-- Objective --
Every record below is to be retyped exactly.
* * * *
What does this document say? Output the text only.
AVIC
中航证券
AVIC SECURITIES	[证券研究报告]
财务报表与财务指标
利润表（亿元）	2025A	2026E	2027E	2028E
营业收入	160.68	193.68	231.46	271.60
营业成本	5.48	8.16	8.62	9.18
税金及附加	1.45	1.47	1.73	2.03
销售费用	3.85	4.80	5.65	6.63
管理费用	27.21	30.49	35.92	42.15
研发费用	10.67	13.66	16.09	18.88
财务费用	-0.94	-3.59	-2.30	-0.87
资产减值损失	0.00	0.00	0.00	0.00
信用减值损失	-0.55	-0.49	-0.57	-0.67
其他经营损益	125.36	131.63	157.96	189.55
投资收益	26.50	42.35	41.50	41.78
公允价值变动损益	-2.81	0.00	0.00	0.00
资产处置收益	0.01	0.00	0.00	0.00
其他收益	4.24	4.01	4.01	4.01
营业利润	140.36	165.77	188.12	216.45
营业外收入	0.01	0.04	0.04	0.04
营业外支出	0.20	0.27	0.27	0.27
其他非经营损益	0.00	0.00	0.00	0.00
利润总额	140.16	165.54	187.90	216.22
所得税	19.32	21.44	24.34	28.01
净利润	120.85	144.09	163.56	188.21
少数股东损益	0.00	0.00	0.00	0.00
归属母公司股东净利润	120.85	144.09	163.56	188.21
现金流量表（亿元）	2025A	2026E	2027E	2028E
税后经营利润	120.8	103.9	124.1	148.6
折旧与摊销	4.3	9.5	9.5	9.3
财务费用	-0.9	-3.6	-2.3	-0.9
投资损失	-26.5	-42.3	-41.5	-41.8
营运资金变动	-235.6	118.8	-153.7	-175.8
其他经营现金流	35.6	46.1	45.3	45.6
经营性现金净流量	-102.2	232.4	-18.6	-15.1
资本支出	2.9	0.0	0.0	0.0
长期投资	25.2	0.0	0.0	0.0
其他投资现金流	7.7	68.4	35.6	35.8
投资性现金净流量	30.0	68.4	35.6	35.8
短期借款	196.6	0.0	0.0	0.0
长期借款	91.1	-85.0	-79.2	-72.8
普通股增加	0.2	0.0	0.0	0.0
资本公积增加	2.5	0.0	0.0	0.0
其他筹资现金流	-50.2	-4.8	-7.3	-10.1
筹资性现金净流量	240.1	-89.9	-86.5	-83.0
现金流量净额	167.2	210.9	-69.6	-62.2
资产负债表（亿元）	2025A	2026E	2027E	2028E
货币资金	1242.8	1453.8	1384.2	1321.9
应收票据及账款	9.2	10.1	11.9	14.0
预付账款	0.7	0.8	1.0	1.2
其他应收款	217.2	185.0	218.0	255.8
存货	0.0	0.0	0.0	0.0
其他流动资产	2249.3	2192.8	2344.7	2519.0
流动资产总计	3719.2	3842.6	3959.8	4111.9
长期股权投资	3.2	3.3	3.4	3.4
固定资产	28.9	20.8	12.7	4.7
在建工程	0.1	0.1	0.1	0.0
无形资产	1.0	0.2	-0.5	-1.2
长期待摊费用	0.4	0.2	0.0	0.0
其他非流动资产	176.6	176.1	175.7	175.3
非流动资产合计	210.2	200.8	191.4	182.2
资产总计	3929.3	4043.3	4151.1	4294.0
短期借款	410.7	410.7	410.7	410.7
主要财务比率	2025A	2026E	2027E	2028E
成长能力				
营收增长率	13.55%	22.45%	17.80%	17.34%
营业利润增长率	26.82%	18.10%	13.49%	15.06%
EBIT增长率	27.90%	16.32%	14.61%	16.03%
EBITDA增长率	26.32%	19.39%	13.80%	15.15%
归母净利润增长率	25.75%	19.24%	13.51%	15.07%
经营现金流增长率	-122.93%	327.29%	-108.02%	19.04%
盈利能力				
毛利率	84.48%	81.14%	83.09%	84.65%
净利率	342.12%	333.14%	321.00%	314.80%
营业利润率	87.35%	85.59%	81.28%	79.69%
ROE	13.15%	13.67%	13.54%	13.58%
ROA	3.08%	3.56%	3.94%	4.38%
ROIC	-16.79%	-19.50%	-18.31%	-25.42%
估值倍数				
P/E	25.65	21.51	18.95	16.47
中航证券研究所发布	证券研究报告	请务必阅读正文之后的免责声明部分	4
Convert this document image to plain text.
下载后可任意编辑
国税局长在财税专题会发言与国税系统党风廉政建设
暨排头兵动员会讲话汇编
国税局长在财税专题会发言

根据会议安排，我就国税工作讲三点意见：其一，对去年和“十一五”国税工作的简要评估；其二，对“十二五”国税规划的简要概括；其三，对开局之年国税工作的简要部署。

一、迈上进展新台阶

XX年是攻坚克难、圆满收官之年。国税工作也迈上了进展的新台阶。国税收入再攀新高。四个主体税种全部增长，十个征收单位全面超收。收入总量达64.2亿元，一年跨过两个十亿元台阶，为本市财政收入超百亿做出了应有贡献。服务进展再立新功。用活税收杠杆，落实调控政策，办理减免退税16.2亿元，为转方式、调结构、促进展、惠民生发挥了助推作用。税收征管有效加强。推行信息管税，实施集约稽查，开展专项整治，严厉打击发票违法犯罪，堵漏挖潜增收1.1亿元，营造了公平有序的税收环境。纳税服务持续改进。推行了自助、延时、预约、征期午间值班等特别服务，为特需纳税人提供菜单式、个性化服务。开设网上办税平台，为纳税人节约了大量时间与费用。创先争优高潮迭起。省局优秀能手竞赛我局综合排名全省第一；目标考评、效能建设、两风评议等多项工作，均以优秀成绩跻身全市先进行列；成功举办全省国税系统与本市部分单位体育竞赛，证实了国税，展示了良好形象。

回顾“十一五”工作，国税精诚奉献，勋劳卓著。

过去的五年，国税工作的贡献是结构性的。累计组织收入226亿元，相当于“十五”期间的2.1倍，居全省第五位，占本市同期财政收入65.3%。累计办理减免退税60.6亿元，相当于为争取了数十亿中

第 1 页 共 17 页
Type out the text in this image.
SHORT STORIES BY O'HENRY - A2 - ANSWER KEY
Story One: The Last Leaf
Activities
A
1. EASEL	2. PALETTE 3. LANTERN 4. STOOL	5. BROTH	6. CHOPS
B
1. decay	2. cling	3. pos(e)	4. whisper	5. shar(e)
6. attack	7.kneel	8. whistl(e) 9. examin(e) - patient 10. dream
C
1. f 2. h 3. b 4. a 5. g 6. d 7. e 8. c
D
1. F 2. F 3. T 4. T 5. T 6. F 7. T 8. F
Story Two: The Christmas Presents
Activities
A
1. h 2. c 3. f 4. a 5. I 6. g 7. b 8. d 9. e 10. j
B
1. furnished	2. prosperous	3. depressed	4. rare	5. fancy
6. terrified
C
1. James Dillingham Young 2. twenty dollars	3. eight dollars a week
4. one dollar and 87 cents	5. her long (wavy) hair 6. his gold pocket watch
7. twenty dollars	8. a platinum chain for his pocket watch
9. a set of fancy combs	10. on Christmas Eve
* * * *
-- Answer for this exercise --
What does this document say? Output the text only.
AVIC
中航证券
AVIC SECURITIES	[证券研究报告]
财务报表与财务指标
利润表（亿元）	2025A	2026E	2027E	2028E
营业收入	160.68	193.68	231.46	271.60
营业成本	5.48	8.16	8.62	9.18
税金及附加	1.45	1.47	1.73	2.03
销售费用	3.85	4.80	5.65	6.63
管理费用	27.21	30.49	35.92	42.15
研发费用	10.67	13.66	16.09	18.88
财务费用	-0.94	-3.59	-2.30	-0.87
资产减值损失	0.00	0.00	0.00	0.00
信用减值损失	-0.55	-0.49	-0.57	-0.67
其他经营损益	125.36	131.63	157.96	189.55
投资收益	26.50	42.35	41.50	41.78
公允价值变动损益	-2.81	0.00	0.00	0.00
资产处置收益	0.01	0.00	0.00	0.00
其他收益	4.24	4.01	4.01	4.01
营业利润	140.36	165.77	188.12	216.45
营业外收入	0.01	0.04	0.04	0.04
营业外支出	0.20	0.27	0.27	0.27
其他非经营损益	0.00	0.00	0.00	0.00
利润总额	140.16	165.54	187.90	216.22
所得税	19.32	21.44	24.34	28.01
净利润	120.85	144.09	163.56	188.21
少数股东损益	0.00	0.00	0.00	0.00
归属母公司股东净利润	120.85	144.09	163.56	188.21
现金流量表（亿元）	2025A	2026E	2027E	2028E
税后经营利润	120.8	103.9	124.1	148.6
折旧与摊销	4.3	9.5	9.5	9.3
财务费用	-0.9	-3.6	-2.3	-0.9
投资损失	-26.5	-42.3	-41.5	-41.8
营运资金变动	-235.6	118.8	-153.7	-175.8
其他经营现金流	35.6	46.1	45.3	45.6
经营性现金净流量	-102.2	232.4	-18.6	-15.1
资本支出	2.9	0.0	0.0	0.0
长期投资	25.2	0.0	0.0	0.0
其他投资现金流	7.7	68.4	35.6	35.8
投资性现金净流量	30.0	68.4	35.6	35.8
短期借款	196.6	0.0	0.0	0.0
长期借款	91.1	-85.0	-79.2	-72.8
普通股增加	0.2	0.0	0.0	0.0
资本公积增加	2.5	0.0	0.0	0.0
其他筹资现金流	-50.2	-4.8	-7.3	-10.1
筹资性现金净流量	240.1	-89.9	-86.5	-83.0
现金流量净额	167.2	210.9	-69.6	-62.2
资产负债表（亿元）	2025A	2026E	2027E	2028E
货币资金	1242.8	1453.8	1384.2	1321.9
应收票据及账款	9.2	10.1	11.9	14.0
预付账款	0.7	0.8	1.0	1.2
其他应收款	217.2	185.0	218.0	255.8
存货	0.0	0.0	0.0	0.0
其他流动资产	2249.3	2192.8	2344.7	2519.0
流动资产总计	3719.2	3842.6	3959.8	4111.9
长期股权投资	3.2	3.3	3.4	3.4
固定资产	28.9	20.8	12.7	4.7
在建工程	0.1	0.1	0.1	0.0
无形资产	1.0	0.2	-0.5	-1.2
长期待摊费用	0.4	0.2	0.0	0.0
其他非流动资产	176.6	176.1	175.7	175.3
非流动资产合计	210.2	200.8	191.4	182.2
资产总计	3929.3	4043.3	4151.1	4294.0
短期借款	410.7	410.7	410.7	410.7
主要财务比率	2025A	2026E	2027E	2028E
成长能力				
营收增长率	13.55%	22.45%	17.80%	17.34%
营业利润增长率	26.82%	18.10%	13.49%	15.06%
EBIT增长率	27.90%	16.32%	14.61%	16.03%
EBITDA增长率	26.32%	19.39%	13.80%	15.15%
归母净利润增长率	25.75%	19.24%	13.51%	15.07%
经营现金流增长率	-122.93%	327.29%	-108.02%	19.04%
盈利能力				
毛利率	84.48%	81.14%	83.09%	84.65%
净利率	342.12%	333.14%	321.00%	314.80%
营业利润率	87.35%	85.59%	81.28%	79.69%
ROE	13.15%	13.67%	13.54%	13.58%
ROA	3.08%	3.56%	3.94%	4.38%
ROIC	-16.79%	-19.50%	-18.31%	-25.42%
估值倍数				
P/E	25.65	21.51	18.95	16.47
中航证券研究所发布	证券研究报告	请务必阅读正文之后的免责声明部分	4
Convert this document image to plain text.
下载后可任意编辑
国税局长在财税专题会发言与国税系统党风廉政建设
暨排头兵动员会讲话汇编
国税局长在财税专题会发言

根据会议安排，我就国税工作讲三点意见：其一，对去年和“十一五”国税工作的简要评估；其二，对“十二五”国税规划的简要概括；其三，对开局之年国税工作的简要部署。

一、迈上进展新台阶

XX年是攻坚克难、圆满收官之年。国税工作也迈上了进展的新台阶。国税收入再攀新高。四个主体税种全部增长，十个征收单位全面超收。收入总量达64.2亿元，一年跨过两个十亿元台阶，为本市财政收入超百亿做出了应有贡献。服务进展再立新功。用活税收杠杆，落实调控政策，办理减免退税16.2亿元，为转方式、调结构、促进展、惠民生发挥了助推作用。税收征管有效加强。推行信息管税，实施集约稽查，开展专项整治，严厉打击发票违法犯罪，堵漏挖潜增收1.1亿元，营造了公平有序的税收环境。纳税服务持续改进。推行了自助、延时、预约、征期午间值班等特别服务，为特需纳税人提供菜单式、个性化服务。开设网上办税平台，为纳税人节约了大量时间与费用。创先争优高潮迭起。省局优秀能手竞赛我局综合排名全省第一；目标考评、效能建设、两风评议等多项工作，均以优秀成绩跻身全市先进行列；成功举办全省国税系统与本市部分单位体育竞赛，证实了国税，展示了良好形象。

回顾“十一五”工作，国税精诚奉献，勋劳卓著。

过去的五年，国税工作的贡献是结构性的。累计组织收入226亿元，相当于“十五”期间的2.1倍，居全省第五位，占本市同期财政收入65.3%。累计办理减免退税60.6亿元，相当于为争取了数十亿中

第 1 页 共 17 页
Type out the text in this image.
SHORT STORIES BY O'HENRY - A2 - ANSWER KEY
Story One: The Last Leaf
Activities
A
1. EASEL	2. PALETTE 3. LANTERN 4. STOOL	5. BROTH	6. CHOPS
B
1. decay	2. cling	3. pos(e)	4. whisper	5. shar(e)
6. attack	7.kneel	8. whistl(e) 9. examin(e) - patient 10. dream
C
1. f 2. h 3. b 4. a 5. g 6. d 7. e 8. c
D
1. F 2. F 3. T 4. T 5. T 6. F 7. T 8. F
Story Two: The Christmas Presents
Activities
A
1. h 2. c 3. f 4. a 5. I 6. g 7. b 8. d 9. e 10. j
B
1. furnished	2. prosperous	3. depressed	4. rare	5. fancy
6. terrified
C
1. James Dillingham Young 2. twenty dollars	3. eight dollars a week
4. one dollar and 87 cents	5. her long (wavy) hair 6. his gold pocket watch
7. twenty dollars	8. a platinum chain for his pocket watch
9. a set of fancy combs	10. on Christmas Eve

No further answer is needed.